▶ [WHAT IS REQUIRED]
Output the records from the line that contains "data-label: 12.1% (616, 265, 701, 298)" through the line that contains "data-label: 9.2% (762, 294, 830, 327)" as a Markdown table with two columns, No. for the row number and Text for the line, leaving out blank lines.

== GIVEN DATA

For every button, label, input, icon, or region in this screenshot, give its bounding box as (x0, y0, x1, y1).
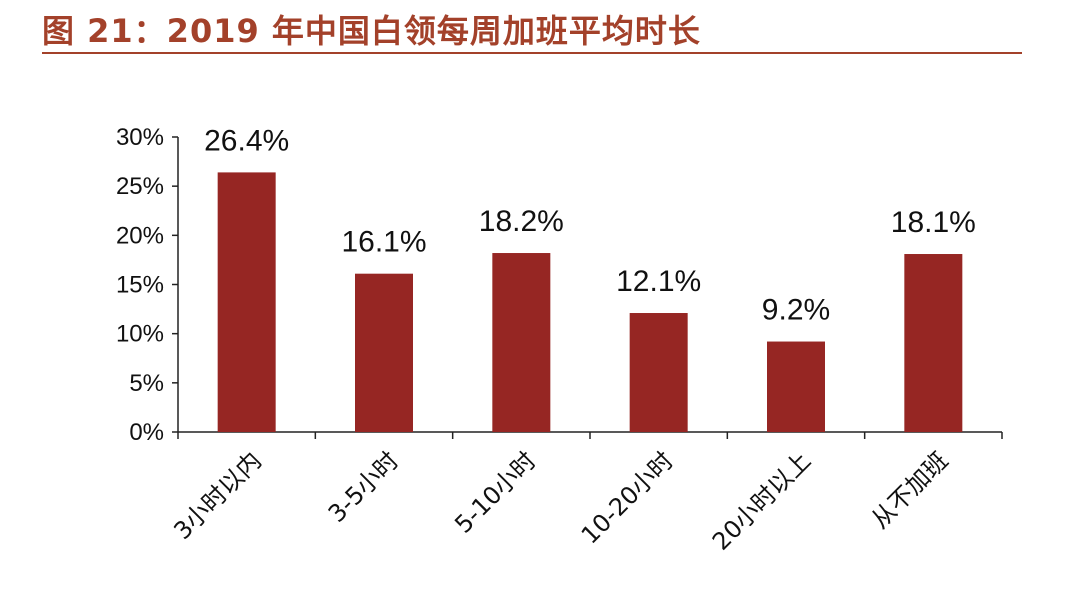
data-label: 12.1% (616, 265, 701, 298)
category-label: 5-10小时 (449, 446, 541, 538)
title-underline (42, 52, 1022, 54)
category-label: 3小时以内 (168, 446, 266, 544)
y-tick-label: 30% (116, 124, 164, 151)
category-labels: 3小时以内 3-5小时 5-10小时 10-20小时 20小时以上 从不加班 (168, 446, 953, 555)
bar (492, 253, 551, 432)
y-tick-label: 25% (116, 173, 164, 200)
data-label: 16.1% (341, 226, 426, 259)
bar (767, 341, 825, 432)
data-label: 18.2% (479, 205, 564, 238)
data-labels: 26.4% 16.1% 18.2% 12.1% 9.2% 18.1% (204, 124, 976, 326)
bar (904, 254, 963, 432)
figure-title: 图 21：2019 年中国白领每周加班平均时长 (42, 12, 701, 50)
category-label: 10-20小时 (576, 446, 679, 549)
data-label: 9.2% (762, 294, 830, 327)
bar (217, 172, 276, 432)
y-tick-label: 15% (116, 272, 164, 299)
data-label: 18.1% (891, 206, 976, 239)
y-tick-label: 0% (129, 419, 164, 446)
x-axis (177, 431, 1003, 439)
bars (217, 172, 963, 432)
bar (629, 313, 688, 432)
bar (355, 273, 413, 432)
data-label: 26.4% (204, 124, 289, 157)
y-axis: 0% 5% 10% 15% 20% 25% 30% (116, 124, 179, 446)
y-tick-label: 20% (116, 222, 164, 249)
category-label: 从不加班 (866, 446, 954, 534)
y-tick-label: 10% (116, 321, 164, 348)
category-label: 20小时以上 (707, 446, 816, 555)
category-label: 3-5小时 (323, 446, 404, 527)
y-tick-label: 5% (129, 370, 164, 397)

====

▶ [EXERCISE RESULT]
| No. | Text |
|---|---|
| 1 | data-label: 12.1% (616, 265, 701, 298) |
| 2 | category-label: 5-10小时 (449, 446, 541, 538) |
| 3 | title-underline (42, 52, 1022, 54) |
| 4 | category-label: 3小时以内 (168, 446, 266, 544) |
| 5 | y-tick-label: 30% (116, 124, 164, 151) |
| 6 | category-labels: 3小时以内 3-5小时 5-10小时 10-20小时 20小时以上 从不加班 (168, 446, 953, 555) |
| 7 | bar (492, 253, 551, 432) |
| 8 | y-tick-label: 25% (116, 173, 164, 200) |
| 9 | data-label: 16.1% (341, 226, 426, 259) |
| 10 | bar (767, 341, 825, 432) |
| 11 | data-label: 18.2% (479, 205, 564, 238) |
| 12 | data-labels: 26.4% 16.1% 18.2% 12.1% 9.2% 18.1% (204, 124, 976, 326) |
| 13 | bar (904, 254, 963, 432) |
| 14 | figure-title: 图 21：2019 年中国白领每周加班平均时长 (42, 12, 701, 50) |
| 15 | category-label: 10-20小时 (576, 446, 679, 549) |
| 16 | data-label: 9.2% (762, 294, 830, 327) |